--- INPUT ROWS ---

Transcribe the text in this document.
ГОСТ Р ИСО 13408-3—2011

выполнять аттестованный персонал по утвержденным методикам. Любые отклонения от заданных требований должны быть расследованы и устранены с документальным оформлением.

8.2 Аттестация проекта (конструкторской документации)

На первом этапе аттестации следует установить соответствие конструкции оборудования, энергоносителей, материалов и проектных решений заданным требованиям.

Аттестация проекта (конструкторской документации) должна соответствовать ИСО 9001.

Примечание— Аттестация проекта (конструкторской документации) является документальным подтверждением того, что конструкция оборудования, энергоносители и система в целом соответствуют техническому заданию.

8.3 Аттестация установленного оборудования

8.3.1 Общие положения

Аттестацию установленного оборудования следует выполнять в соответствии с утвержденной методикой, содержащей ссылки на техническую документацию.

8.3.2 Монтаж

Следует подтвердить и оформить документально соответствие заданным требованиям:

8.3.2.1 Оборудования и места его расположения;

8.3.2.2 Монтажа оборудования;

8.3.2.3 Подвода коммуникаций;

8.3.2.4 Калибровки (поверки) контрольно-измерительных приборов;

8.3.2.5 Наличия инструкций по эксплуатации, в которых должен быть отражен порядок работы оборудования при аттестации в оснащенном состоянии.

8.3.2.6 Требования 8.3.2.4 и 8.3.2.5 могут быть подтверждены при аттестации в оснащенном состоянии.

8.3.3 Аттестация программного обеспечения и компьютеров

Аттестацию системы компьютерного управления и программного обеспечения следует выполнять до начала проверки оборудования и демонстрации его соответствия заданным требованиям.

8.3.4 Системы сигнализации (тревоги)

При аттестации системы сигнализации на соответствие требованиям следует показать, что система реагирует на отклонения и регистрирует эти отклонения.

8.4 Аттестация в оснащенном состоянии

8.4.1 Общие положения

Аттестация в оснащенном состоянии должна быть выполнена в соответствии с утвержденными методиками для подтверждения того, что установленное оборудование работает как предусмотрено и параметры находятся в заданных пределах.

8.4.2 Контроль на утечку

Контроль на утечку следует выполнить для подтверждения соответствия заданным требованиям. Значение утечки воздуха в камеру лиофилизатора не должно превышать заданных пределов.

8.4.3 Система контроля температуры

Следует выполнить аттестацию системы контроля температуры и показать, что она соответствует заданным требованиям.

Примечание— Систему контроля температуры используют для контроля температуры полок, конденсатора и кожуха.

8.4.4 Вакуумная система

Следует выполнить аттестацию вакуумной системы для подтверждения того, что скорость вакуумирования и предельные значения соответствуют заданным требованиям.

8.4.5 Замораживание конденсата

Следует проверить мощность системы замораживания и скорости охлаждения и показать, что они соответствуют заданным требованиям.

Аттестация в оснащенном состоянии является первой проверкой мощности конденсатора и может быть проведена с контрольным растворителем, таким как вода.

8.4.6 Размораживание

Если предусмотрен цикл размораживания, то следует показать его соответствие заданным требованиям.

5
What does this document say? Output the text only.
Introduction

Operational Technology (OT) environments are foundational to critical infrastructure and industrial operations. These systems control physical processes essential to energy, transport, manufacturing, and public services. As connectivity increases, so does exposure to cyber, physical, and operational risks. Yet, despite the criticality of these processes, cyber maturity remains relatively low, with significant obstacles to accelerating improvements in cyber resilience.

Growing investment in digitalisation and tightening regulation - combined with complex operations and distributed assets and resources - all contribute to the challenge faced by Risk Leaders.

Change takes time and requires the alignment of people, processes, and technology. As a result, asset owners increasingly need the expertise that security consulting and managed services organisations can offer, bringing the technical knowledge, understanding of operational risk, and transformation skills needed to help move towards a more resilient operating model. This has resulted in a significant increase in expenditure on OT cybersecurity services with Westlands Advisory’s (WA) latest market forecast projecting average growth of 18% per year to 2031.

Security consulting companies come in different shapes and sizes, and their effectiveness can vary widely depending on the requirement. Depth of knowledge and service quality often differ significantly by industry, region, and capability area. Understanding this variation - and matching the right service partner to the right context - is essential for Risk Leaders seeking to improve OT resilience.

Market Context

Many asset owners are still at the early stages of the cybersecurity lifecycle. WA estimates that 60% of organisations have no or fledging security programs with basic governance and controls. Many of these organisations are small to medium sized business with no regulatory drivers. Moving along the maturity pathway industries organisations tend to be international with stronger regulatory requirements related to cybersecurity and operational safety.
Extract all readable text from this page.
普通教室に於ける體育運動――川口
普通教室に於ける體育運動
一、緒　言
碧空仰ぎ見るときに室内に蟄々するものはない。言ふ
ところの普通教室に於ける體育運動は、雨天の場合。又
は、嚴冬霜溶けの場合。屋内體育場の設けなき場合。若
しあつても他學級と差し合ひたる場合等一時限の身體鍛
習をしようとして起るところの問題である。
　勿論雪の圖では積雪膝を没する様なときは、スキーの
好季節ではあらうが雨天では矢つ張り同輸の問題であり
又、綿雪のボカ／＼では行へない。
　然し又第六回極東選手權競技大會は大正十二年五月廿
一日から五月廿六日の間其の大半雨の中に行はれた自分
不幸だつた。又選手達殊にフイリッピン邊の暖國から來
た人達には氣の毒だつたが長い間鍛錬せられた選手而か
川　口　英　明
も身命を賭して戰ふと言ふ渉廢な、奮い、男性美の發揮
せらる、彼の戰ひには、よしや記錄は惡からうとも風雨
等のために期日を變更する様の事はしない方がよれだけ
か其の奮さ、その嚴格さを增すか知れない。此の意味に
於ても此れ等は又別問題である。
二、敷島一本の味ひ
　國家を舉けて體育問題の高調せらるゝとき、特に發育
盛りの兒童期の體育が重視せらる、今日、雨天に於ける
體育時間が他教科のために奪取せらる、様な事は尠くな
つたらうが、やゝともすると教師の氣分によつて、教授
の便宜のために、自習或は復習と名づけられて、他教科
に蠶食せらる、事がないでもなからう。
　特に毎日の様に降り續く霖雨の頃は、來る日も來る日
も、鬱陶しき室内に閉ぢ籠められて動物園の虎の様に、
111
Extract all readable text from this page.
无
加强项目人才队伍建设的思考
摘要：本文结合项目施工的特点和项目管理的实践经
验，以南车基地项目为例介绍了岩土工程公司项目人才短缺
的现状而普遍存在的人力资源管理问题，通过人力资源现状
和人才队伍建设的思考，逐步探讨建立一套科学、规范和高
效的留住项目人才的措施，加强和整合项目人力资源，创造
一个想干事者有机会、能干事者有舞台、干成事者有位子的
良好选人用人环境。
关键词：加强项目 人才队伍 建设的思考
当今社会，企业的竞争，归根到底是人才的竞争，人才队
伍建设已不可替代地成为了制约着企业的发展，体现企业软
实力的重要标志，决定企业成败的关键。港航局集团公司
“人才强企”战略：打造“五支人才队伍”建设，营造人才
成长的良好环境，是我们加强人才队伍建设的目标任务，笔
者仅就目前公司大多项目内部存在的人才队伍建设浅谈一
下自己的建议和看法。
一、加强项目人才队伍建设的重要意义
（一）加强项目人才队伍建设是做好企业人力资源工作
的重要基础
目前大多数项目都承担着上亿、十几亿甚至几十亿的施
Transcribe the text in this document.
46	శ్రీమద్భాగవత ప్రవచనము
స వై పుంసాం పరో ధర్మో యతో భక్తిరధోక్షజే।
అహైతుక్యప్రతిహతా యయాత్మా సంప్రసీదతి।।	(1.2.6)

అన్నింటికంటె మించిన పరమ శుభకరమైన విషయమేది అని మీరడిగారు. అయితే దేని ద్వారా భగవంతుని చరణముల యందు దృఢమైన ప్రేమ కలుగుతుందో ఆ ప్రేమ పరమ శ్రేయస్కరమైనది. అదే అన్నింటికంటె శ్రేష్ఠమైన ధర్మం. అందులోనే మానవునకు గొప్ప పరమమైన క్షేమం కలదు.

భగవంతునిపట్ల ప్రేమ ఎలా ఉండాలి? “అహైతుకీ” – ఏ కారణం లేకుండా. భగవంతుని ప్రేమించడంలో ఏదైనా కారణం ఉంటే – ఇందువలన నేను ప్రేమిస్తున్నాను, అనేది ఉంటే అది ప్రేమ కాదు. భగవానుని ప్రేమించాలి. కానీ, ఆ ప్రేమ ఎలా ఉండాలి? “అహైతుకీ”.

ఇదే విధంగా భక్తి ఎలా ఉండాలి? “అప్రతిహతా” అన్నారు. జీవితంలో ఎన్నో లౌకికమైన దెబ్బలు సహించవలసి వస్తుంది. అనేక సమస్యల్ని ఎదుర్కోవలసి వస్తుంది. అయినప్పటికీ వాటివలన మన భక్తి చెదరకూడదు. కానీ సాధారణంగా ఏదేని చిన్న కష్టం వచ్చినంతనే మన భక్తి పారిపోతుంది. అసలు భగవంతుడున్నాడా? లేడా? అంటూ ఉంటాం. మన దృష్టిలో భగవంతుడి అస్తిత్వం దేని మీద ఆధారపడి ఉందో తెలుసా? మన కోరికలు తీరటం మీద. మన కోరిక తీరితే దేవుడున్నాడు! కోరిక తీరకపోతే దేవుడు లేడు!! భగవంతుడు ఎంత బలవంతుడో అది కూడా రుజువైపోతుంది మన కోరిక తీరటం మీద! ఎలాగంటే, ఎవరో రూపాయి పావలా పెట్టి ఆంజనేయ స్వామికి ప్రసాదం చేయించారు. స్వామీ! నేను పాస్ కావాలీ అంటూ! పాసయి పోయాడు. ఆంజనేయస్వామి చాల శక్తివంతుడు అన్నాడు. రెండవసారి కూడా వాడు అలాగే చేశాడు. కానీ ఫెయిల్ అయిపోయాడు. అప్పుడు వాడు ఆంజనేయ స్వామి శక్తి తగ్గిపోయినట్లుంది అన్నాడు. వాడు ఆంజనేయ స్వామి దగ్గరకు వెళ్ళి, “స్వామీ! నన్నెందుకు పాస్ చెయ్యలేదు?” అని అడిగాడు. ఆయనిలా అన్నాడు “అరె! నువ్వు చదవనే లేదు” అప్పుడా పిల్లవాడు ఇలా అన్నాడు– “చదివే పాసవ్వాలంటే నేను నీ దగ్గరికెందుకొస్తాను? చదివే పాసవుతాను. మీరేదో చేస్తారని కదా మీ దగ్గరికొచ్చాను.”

---

GIVEN EXERCISE: Working from the listing above, pick out every line that has "утечку" and copy it.

EXERCISE SOLUTION:
8.4.2 Контроль на утечку
Контроль на утечку следует выполнить для подтверждения соответствия заданным требованиям. Значение утечки воздуха в камеру лиофилизатора не должно превышать заданных пределов.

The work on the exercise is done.